To do: Print every entry word for word, but omit the pictures.

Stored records

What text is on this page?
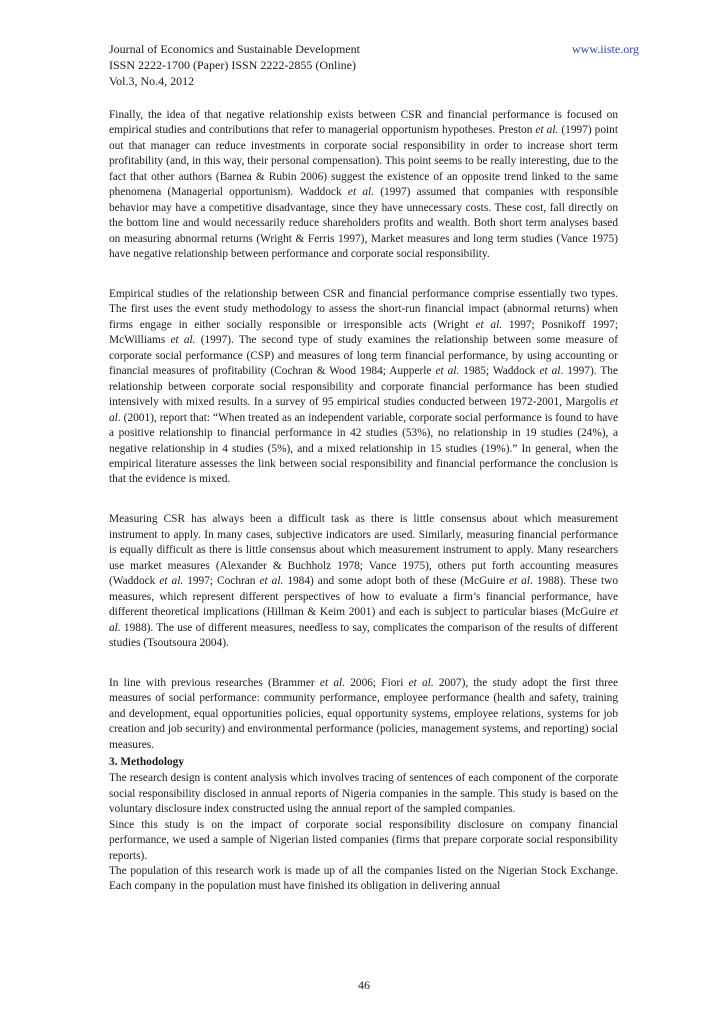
Journal of Economics and Sustainable Development
ISSN 2222-1700 (Paper) ISSN 2222-2855 (Online)
Vol.3, No.4, 2012
www.iiste.org

Finally, the idea of that negative relationship exists between CSR and financial performance is focused on empirical studies and contributions that refer to managerial opportunism hypotheses. Preston et al. (1997) point out that manager can reduce investments in corporate social responsibility in order to increase short term profitability (and, in this way, their personal compensation). This point seems to be really interesting, due to the fact that other authors (Barnea & Rubin 2006) suggest the existence of an opposite trend linked to the same phenomena (Managerial opportunism). Waddock et al. (1997) assumed that companies with responsible behavior may have a competitive disadvantage, since they have unnecessary costs. These cost, fall directly on the bottom line and would necessarily reduce shareholders profits and wealth. Both short term analyses based on measuring abnormal returns (Wright & Ferris 1997), Market measures and long term studies (Vance 1975) have negative relationship between performance and corporate social responsibility.

Empirical studies of the relationship between CSR and financial performance comprise essentially two types. The first uses the event study methodology to assess the short-run financial impact (abnormal returns) when firms engage in either socially responsible or irresponsible acts (Wright et al. 1997; Posnikoff 1997; McWilliams et al. (1997). The second type of study examines the relationship between some measure of corporate social performance (CSP) and measures of long term financial performance, by using accounting or financial measures of profitability (Cochran & Wood 1984; Aupperle et al. 1985; Waddock et al. 1997). The relationship between corporate social responsibility and corporate financial performance has been studied intensively with mixed results. In a survey of 95 empirical studies conducted between 1972-2001, Margolis et al. (2001), report that: “When treated as an independent variable, corporate social performance is found to have a positive relationship to financial performance in 42 studies (53%), no relationship in 19 studies (24%), a negative relationship in 4 studies (5%), and a mixed relationship in 15 studies (19%).” In general, when the empirical literature assesses the link between social responsibility and financial performance the conclusion is that the evidence is mixed.

Measuring CSR has always been a difficult task as there is little consensus about which measurement instrument to apply. In many cases, subjective indicators are used. Similarly, measuring financial performance is equally difficult as there is little consensus about which measurement instrument to apply. Many researchers use market measures (Alexander & Buchholz 1978; Vance 1975), others put forth accounting measures (Waddock et al. 1997; Cochran et al. 1984) and some adopt both of these (McGuire et al. 1988). These two measures, which represent different perspectives of how to evaluate a firm’s financial performance, have different theoretical implications (Hillman & Keim 2001) and each is subject to particular biases (McGuire et al. 1988). The use of different measures, needless to say, complicates the comparison of the results of different studies (Tsoutsoura 2004).

In line with previous researches (Brammer et al. 2006; Fiori et al. 2007), the study adopt the first three measures of social performance: community performance, employee performance (health and safety, training and development, equal opportunities policies, equal opportunity systems, employee relations, systems for job creation and job security) and environmental performance (policies, management systems, and reporting) social measures.

3. Methodology

The research design is content analysis which involves tracing of sentences of each component of the corporate social responsibility disclosed in annual reports of Nigeria companies in the sample. This study is based on the voluntary disclosure index constructed using the annual report of the sampled companies.

Since this study is on the impact of corporate social responsibility disclosure on company financial performance, we used a sample of Nigerian listed companies (firms that prepare corporate social responsibility reports).

The population of this research work is made up of all the companies listed on the Nigerian Stock Exchange. Each company in the population must have finished its obligation in delivering annual

46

Answer below:
What text is on this page?
Journal of Economics and Sustainable Development
ISSN 2222-1700 (Paper) ISSN 2222-2855 (Online)
Vol.3, No.4, 2012
www.iiste.org

Finally, the idea of that negative relationship exists between CSR and financial performance is focused on empirical studies and contributions that refer to managerial opportunism hypotheses. Preston et al. (1997) point out that manager can reduce investments in corporate social responsibility in order to increase short term profitability (and, in this way, their personal compensation). This point seems to be really interesting, due to the fact that other authors (Barnea & Rubin 2006) suggest the existence of an opposite trend linked to the same phenomena (Managerial opportunism). Waddock et al. (1997) assumed that companies with responsible behavior may have a competitive disadvantage, since they have unnecessary costs. These cost, fall directly on the bottom line and would necessarily reduce shareholders profits and wealth. Both short term analyses based on measuring abnormal returns (Wright & Ferris 1997), Market measures and long term studies (Vance 1975) have negative relationship between performance and corporate social responsibility.

Empirical studies of the relationship between CSR and financial performance comprise essentially two types. The first uses the event study methodology to assess the short-run financial impact (abnormal returns) when firms engage in either socially responsible or irresponsible acts (Wright et al. 1997; Posnikoff 1997; McWilliams et al. (1997). The second type of study examines the relationship between some measure of corporate social performance (CSP) and measures of long term financial performance, by using accounting or financial measures of profitability (Cochran & Wood 1984; Aupperle et al. 1985; Waddock et al. 1997). The relationship between corporate social responsibility and corporate financial performance has been studied intensively with mixed results. In a survey of 95 empirical studies conducted between 1972-2001, Margolis et al. (2001), report that: “When treated as an independent variable, corporate social performance is found to have a positive relationship to financial performance in 42 studies (53%), no relationship in 19 studies (24%), a negative relationship in 4 studies (5%), and a mixed relationship in 15 studies (19%).” In general, when the empirical literature assesses the link between social responsibility and financial performance the conclusion is that the evidence is mixed.

Measuring CSR has always been a difficult task as there is little consensus about which measurement instrument to apply. In many cases, subjective indicators are used. Similarly, measuring financial performance is equally difficult as there is little consensus about which measurement instrument to apply. Many researchers use market measures (Alexander & Buchholz 1978; Vance 1975), others put forth accounting measures (Waddock et al. 1997; Cochran et al. 1984) and some adopt both of these (McGuire et al. 1988). These two measures, which represent different perspectives of how to evaluate a firm’s financial performance, have different theoretical implications (Hillman & Keim 2001) and each is subject to particular biases (McGuire et al. 1988). The use of different measures, needless to say, complicates the comparison of the results of different studies (Tsoutsoura 2004).

In line with previous researches (Brammer et al. 2006; Fiori et al. 2007), the study adopt the first three measures of social performance: community performance, employee performance (health and safety, training and development, equal opportunities policies, equal opportunity systems, employee relations, systems for job creation and job security) and environmental performance (policies, management systems, and reporting) social measures.

3. Methodology

The research design is content analysis which involves tracing of sentences of each component of the corporate social responsibility disclosed in annual reports of Nigeria companies in the sample. This study is based on the voluntary disclosure index constructed using the annual report of the sampled companies.

Since this study is on the impact of corporate social responsibility disclosure on company financial performance, we used a sample of Nigerian listed companies (firms that prepare corporate social responsibility reports).

The population of this research work is made up of all the companies listed on the Nigerian Stock Exchange. Each company in the population must have finished its obligation in delivering annual

46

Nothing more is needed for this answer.